---------- LISTED RECORDS ----------

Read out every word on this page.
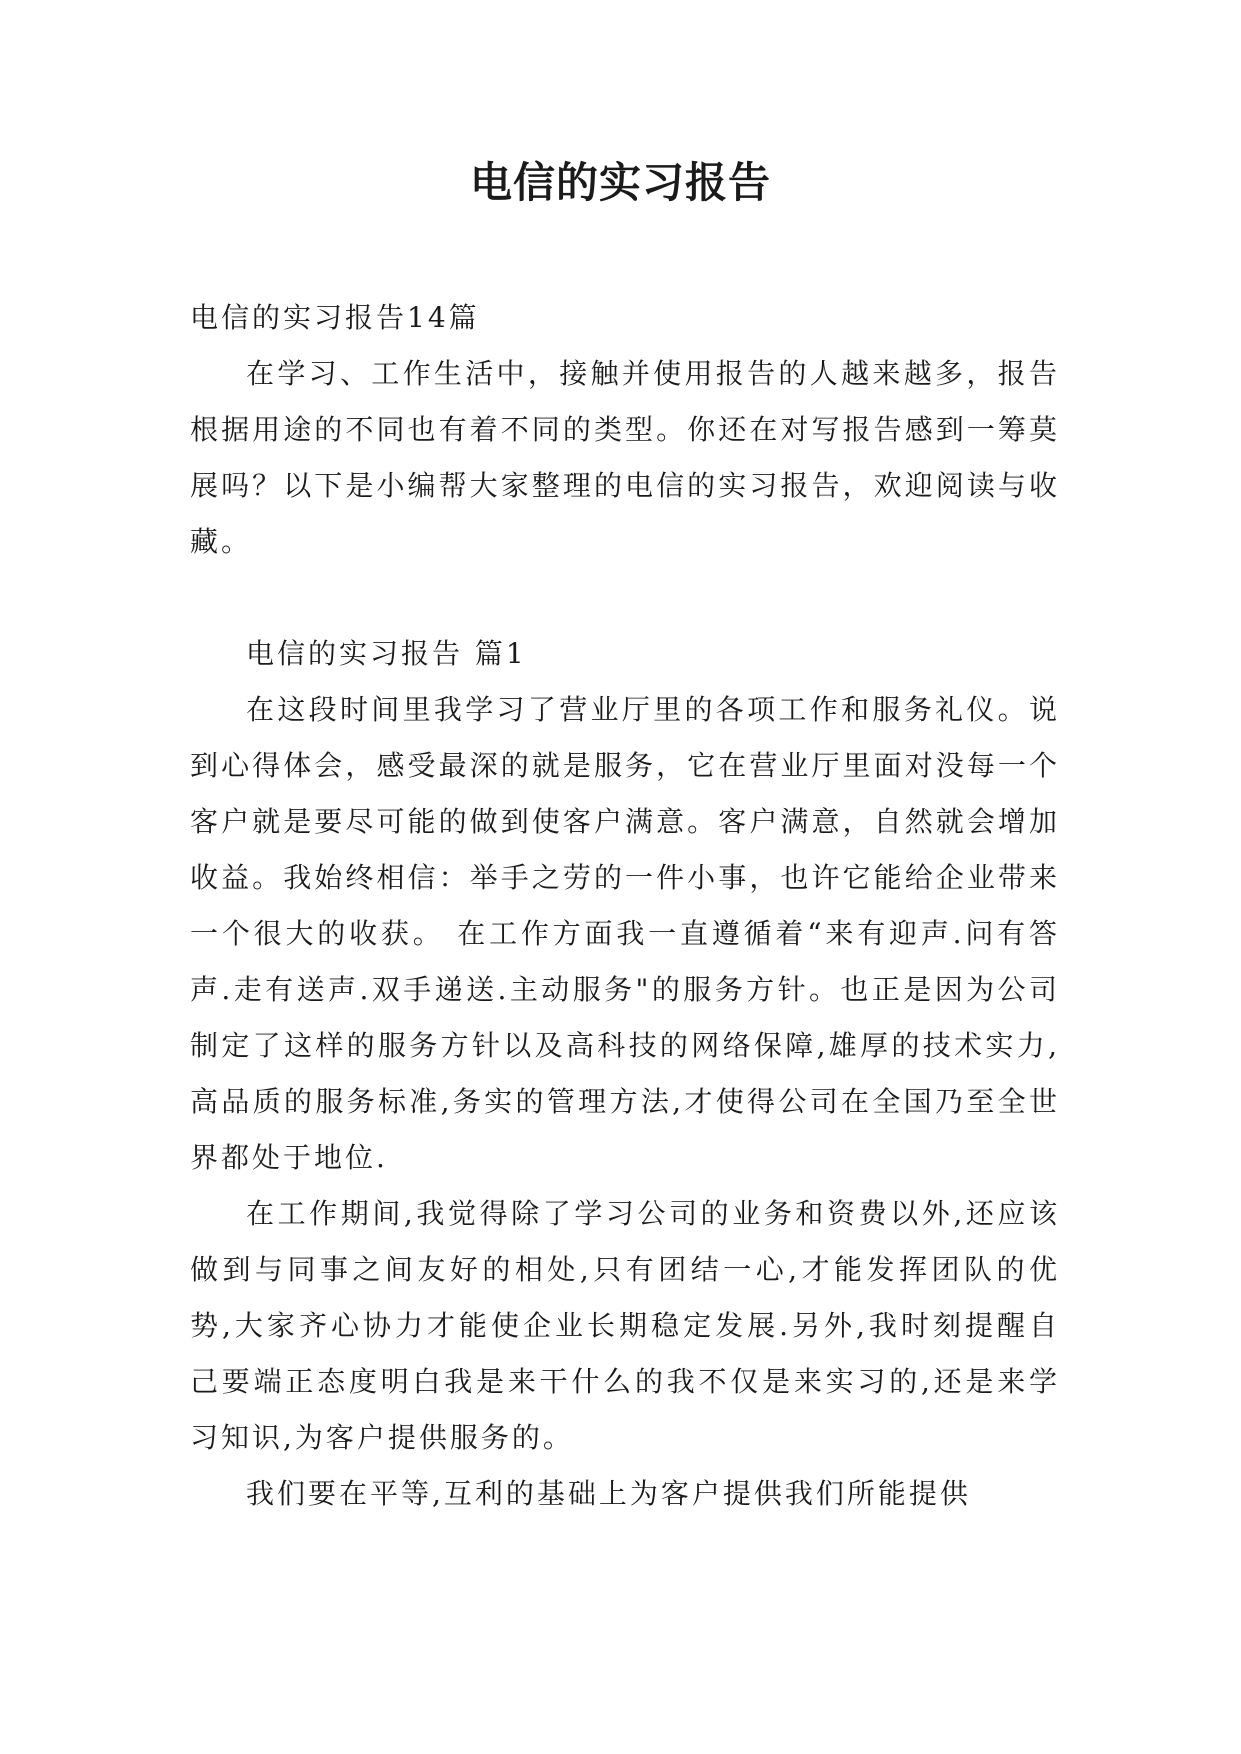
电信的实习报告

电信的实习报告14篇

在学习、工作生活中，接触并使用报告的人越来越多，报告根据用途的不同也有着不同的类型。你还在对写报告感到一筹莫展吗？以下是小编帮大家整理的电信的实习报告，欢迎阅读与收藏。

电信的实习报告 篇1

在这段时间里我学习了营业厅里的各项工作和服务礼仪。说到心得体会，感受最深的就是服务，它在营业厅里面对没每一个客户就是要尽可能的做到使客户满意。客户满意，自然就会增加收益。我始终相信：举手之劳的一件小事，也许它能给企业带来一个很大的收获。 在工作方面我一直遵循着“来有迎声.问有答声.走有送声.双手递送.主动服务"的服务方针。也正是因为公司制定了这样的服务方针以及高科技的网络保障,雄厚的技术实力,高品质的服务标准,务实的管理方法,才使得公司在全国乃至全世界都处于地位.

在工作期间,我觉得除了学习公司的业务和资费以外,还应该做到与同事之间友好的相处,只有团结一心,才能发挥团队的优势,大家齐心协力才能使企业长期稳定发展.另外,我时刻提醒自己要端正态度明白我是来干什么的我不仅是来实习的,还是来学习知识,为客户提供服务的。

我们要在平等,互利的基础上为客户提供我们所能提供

----------

__AIM__. Copy all of the entries verbatim, leaving out any pictures they contain.

__RESPONSE TO THE TASK__.
Read out every word on this page.
电信的实习报告

电信的实习报告14篇

在学习、工作生活中，接触并使用报告的人越来越多，报告根据用途的不同也有着不同的类型。你还在对写报告感到一筹莫展吗？以下是小编帮大家整理的电信的实习报告，欢迎阅读与收藏。

电信的实习报告 篇1

在这段时间里我学习了营业厅里的各项工作和服务礼仪。说到心得体会，感受最深的就是服务，它在营业厅里面对没每一个客户就是要尽可能的做到使客户满意。客户满意，自然就会增加收益。我始终相信：举手之劳的一件小事，也许它能给企业带来一个很大的收获。 在工作方面我一直遵循着“来有迎声.问有答声.走有送声.双手递送.主动服务"的服务方针。也正是因为公司制定了这样的服务方针以及高科技的网络保障,雄厚的技术实力,高品质的服务标准,务实的管理方法,才使得公司在全国乃至全世界都处于地位.

在工作期间,我觉得除了学习公司的业务和资费以外,还应该做到与同事之间友好的相处,只有团结一心,才能发挥团队的优势,大家齐心协力才能使企业长期稳定发展.另外,我时刻提醒自己要端正态度明白我是来干什么的我不仅是来实习的,还是来学习知识,为客户提供服务的。

我们要在平等,互利的基础上为客户提供我们所能提供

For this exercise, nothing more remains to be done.